Consignes.
a: D'après le texte sur les injonctions dans les cégeps, indiquez si chacune des affirmations suivantes est exacte, en répondant par oui ou par non et en citant les mots du texte qui tranchent : (i) Selon Adrien Pouliot, les directions de cégeps qui refusent d'appliquer les injonctions font de la désobéissance civile. (ii) Guy Ferland enseigne la philosophie au collège Lionel-Groulx. (iii) Selon Guy Ferland, le juge en chef de la cour supérieure du Québec a demandé au ministre Fournier d'intervenir pour limiter les recours légaux.
b: Expliquez, à partir du texte sur les injonctions dans les cégeps, pourquoi Adrien Pouliot estime que les gestionnaires qui refusent d'appliquer les injonctions risquent d'être condamnés pour outrage au tribunal.
-------- Extrait du document
Les directions de cégeps devraient-elles s'assurer de respecter les injonctions les enjoignant à reprendre les cours? Devraient-elles demander à la police d'intervenir pour empêcher les étudiants (et des professeurs) de bloquer l'accès aux établissements? LES COMMENTAIRES DOIVENT ÊTRE SIGNÉS.

Adrien Pouliot

Président de Draco Capital Inc., société d'investissement privée.



OUTRAGE AU TRIBUNAL



Dans une société de droit, les justiciables doivent obéir aux lois, à défaut de quoi ils doivent accepter les pénalités prévues par celles-ci.  Autrement, on tombe dans le chaos et l'anarchie où les droits et libertés civiles sont menacés par la force, la violence et l'intimidation.  Certaines directions de cégeps refusent d'appliquer les injonctions en disant qu'elles veulent respecter la « démocratie » et les votes des étudiants.  D'autres invoquent la sécurité des étudiants et des professeurs.  Tous ces gestionnaires risquent fort d'être condamnés pour outrage au tribunal, car ces ordres de la cour ne sont pas sujets à discussion ou réflexion!  Le concept de désobéissance civile ne s'applique pas ici car on ne cherche pas ici à désobéir à une loi contraire à l'intérêt général, mais plutôt par intérêt personnel.  Rappelons que les injonctions s'appliquent aux associations étudiantes et à leurs dirigeants, officiers et représentants et même parfois aux syndicats et aux professeurs eux-mêmes.  Espérons que le juge en chef de la Cour supérieure, François Rolland, de même que le procureur général, le ministre de la Justice Jean-Marc Fournier et celui de la sécurité publique Robert Dutil ne laisseront pas le chaos et le désordre civil prendre le pas sur la primauté du droit - même s'il faut pour y arriver emprisonner des gestionnaires de cégeps, des étudiants ou des professeurs.

Adrien Pouliot

Guy Ferland

Professeur de philosophie au collège Lionel-Groulx.



LA QUALITÉ DE L'ENSEIGNEMENT AFFECTÉE



Comment les directions de cégeps pourraient-elles sérieusement croire que forcer le respect des injonctions permettrait un enseignement de qualité dans leur institution? Comment pourraient-elles penser logiquement que la présence de policiers sur les campus favoriserait la réussite des étudiants? Placer les recours judiciaires au coeur de l'éducation ne peut que dégrader les conditions des apprentissages. Imaginez seulement les tensions dans les écoles et dans les classes! Penser en termes de judiciarisation, c'est mettre le clientélisme au centre du système éducatif et faire peu de cas de la qualité de l'enseignement. Les directeurs, tout comme les professeurs, ne devraient penser qu'à la réussite de l'ensemble de la communauté étudiante. En ce sens, même le juge en chef de la cour supérieure du Québec réclamait du ministre Fournier qu'il intervienne pour limiter les recours légaux dans le cadre de la grève des étudiants. Le droit à l'éducation ne peut prévaloir sur la sécurité des personnes dans une institution ni sur le droit à la grève des étudiants. La meilleure solution pour sortir de la crise consiste encore et toujours à un dialogue entre les partis tel que réclamé depuis le début du conflit par les étudiants. La sourde oreille du gouvernement conduit aux injonctions et aux affrontements stériles et dangereux.
----------------
-------- Données fournies
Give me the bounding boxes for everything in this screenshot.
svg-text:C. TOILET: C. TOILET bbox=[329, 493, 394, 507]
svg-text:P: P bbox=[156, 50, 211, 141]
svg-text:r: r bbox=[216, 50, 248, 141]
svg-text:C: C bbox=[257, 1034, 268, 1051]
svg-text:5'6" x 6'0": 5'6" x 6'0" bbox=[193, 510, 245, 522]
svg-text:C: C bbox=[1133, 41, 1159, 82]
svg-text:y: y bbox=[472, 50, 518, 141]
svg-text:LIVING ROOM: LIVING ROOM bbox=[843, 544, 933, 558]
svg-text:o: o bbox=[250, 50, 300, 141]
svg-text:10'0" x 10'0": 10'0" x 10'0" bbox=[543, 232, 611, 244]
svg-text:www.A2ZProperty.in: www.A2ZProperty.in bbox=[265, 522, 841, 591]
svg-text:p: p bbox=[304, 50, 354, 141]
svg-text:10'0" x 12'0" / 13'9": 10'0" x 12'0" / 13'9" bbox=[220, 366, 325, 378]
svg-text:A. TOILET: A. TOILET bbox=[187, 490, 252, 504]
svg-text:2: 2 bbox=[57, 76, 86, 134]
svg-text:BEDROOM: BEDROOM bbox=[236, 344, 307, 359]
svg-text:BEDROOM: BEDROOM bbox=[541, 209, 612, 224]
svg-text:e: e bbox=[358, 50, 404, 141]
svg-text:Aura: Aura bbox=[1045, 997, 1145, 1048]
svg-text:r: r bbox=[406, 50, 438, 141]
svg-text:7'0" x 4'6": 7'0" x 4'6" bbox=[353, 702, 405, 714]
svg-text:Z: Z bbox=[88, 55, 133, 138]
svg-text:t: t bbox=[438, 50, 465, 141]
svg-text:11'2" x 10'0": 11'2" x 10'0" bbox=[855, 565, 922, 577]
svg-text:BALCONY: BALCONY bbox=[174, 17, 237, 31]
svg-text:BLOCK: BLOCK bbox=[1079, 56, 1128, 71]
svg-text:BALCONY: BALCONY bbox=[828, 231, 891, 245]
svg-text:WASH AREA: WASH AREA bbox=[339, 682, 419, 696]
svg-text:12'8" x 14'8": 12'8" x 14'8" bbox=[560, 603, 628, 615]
----------------
Corrigé de l'exercice.
a:
(i) Non : « Le concept de désobéissance civile ne s'applique pas ici car on ne cherche pas ici à désobéir à une loi contraire à l'intérêt général, mais plutôt par intérêt personnel. »
(ii) Oui : « Professeur de philosophie au collège Lionel-Groulx. »
(iii) Oui : « même le juge en chef de la cour supérieure du Québec réclamait du ministre Fournier qu'il intervienne pour limiter les recours légaux dans le cadre de la grève des étudiants »

b: D'après Adrien Pouliot, ces gestionnaires risquent fort d'être condamnés pour outrage au tribunal parce que les injonctions sont des ordres de la cour. Ces ordres ne sont pas sujets à discussion ou réflexion, quelle que soit la raison invoquée, qu'il s'agisse de la « démocratie », des votes des étudiants ou de la sécurité.